───── Source data ─────
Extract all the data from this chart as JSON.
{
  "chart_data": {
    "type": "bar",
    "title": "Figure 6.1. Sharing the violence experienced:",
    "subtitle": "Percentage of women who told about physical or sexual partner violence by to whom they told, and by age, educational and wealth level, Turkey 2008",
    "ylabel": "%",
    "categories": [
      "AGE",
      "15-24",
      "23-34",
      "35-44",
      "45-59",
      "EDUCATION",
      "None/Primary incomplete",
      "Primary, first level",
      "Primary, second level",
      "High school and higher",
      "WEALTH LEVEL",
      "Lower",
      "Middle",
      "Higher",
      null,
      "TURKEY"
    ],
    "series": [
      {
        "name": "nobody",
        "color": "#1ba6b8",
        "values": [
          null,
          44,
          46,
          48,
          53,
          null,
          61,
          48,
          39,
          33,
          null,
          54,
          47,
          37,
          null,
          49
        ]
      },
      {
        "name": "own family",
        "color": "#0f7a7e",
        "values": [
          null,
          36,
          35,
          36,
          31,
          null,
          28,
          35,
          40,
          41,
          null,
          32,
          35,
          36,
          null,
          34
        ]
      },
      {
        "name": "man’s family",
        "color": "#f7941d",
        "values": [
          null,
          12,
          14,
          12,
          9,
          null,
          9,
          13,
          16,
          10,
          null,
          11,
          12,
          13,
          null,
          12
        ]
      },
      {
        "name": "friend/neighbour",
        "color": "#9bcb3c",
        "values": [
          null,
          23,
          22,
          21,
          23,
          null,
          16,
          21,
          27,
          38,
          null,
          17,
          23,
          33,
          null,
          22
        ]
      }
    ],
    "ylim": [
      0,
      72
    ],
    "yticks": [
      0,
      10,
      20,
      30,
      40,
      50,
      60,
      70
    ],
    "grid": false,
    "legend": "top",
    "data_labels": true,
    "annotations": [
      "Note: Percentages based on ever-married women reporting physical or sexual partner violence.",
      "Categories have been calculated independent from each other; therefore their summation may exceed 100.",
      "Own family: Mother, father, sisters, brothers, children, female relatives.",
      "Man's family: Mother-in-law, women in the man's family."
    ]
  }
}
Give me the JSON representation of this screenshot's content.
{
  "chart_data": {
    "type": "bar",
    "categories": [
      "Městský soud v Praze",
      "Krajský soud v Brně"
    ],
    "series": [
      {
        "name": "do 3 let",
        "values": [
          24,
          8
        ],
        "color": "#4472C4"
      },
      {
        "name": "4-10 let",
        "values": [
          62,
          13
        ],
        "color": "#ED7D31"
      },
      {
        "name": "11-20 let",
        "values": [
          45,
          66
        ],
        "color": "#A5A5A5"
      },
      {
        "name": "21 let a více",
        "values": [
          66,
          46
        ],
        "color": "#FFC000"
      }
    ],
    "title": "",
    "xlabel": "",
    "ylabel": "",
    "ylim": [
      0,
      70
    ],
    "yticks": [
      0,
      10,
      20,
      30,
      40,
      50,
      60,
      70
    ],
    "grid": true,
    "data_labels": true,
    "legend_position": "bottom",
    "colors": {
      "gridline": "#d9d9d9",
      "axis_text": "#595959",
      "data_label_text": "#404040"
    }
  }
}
─────
Instructions to follow >>
Repeat the records above in full, character for character.

Exercise solution >>
Extract all the data from this chart as JSON.
{
  "chart_data": {
    "type": "bar",
    "title": "Figure 6.1. Sharing the violence experienced:",
    "subtitle": "Percentage of women who told about physical or sexual partner violence by to whom they told, and by age, educational and wealth level, Turkey 2008",
    "ylabel": "%",
    "categories": [
      "AGE",
      "15-24",
      "23-34",
      "35-44",
      "45-59",
      "EDUCATION",
      "None/Primary incomplete",
      "Primary, first level",
      "Primary, second level",
      "High school and higher",
      "WEALTH LEVEL",
      "Lower",
      "Middle",
      "Higher",
      null,
      "TURKEY"
    ],
    "series": [
      {
        "name": "nobody",
        "color": "#1ba6b8",
        "values": [
          null,
          44,
          46,
          48,
          53,
          null,
          61,
          48,
          39,
          33,
          null,
          54,
          47,
          37,
          null,
          49
        ]
      },
      {
        "name": "own family",
        "color": "#0f7a7e",
        "values": [
          null,
          36,
          35,
          36,
          31,
          null,
          28,
          35,
          40,
          41,
          null,
          32,
          35,
          36,
          null,
          34
        ]
      },
      {
        "name": "man’s family",
        "color": "#f7941d",
        "values": [
          null,
          12,
          14,
          12,
          9,
          null,
          9,
          13,
          16,
          10,
          null,
          11,
          12,
          13,
          null,
          12
        ]
      },
      {
        "name": "friend/neighbour",
        "color": "#9bcb3c",
        "values": [
          null,
          23,
          22,
          21,
          23,
          null,
          16,
          21,
          27,
          38,
          null,
          17,
          23,
          33,
          null,
          22
        ]
      }
    ],
    "ylim": [
      0,
      72
    ],
    "yticks": [
      0,
      10,
      20,
      30,
      40,
      50,
      60,
      70
    ],
    "grid": false,
    "legend": "top",
    "data_labels": true,
    "annotations": [
      "Note: Percentages based on ever-married women reporting physical or sexual partner violence.",
      "Categories have been calculated independent from each other; therefore their summation may exceed 100.",
      "Own family: Mother, father, sisters, brothers, children, female relatives.",
      "Man's family: Mother-in-law, women in the man's family."
    ]
  }
}
Give me the JSON representation of this screenshot's content.
{
  "chart_data": {
    "type": "bar",
    "categories": [
      "Městský soud v Praze",
      "Krajský soud v Brně"
    ],
    "series": [
      {
        "name": "do 3 let",
        "values": [
          24,
          8
        ],
        "color": "#4472C4"
      },
      {
        "name": "4-10 let",
        "values": [
          62,
          13
        ],
        "color": "#ED7D31"
      },
      {
        "name": "11-20 let",
        "values": [
          45,
          66
        ],
        "color": "#A5A5A5"
      },
      {
        "name": "21 let a více",
        "values": [
          66,
          46
        ],
        "color": "#FFC000"
      }
    ],
    "title": "",
    "xlabel": "",
    "ylabel": "",
    "ylim": [
      0,
      70
    ],
    "yticks": [
      0,
      10,
      20,
      30,
      40,
      50,
      60,
      70
    ],
    "grid": true,
    "data_labels": true,
    "legend_position": "bottom",
    "colors": {
      "gridline": "#d9d9d9",
      "axis_text": "#595959",
      "data_label_text": "#404040"
    }
  }
}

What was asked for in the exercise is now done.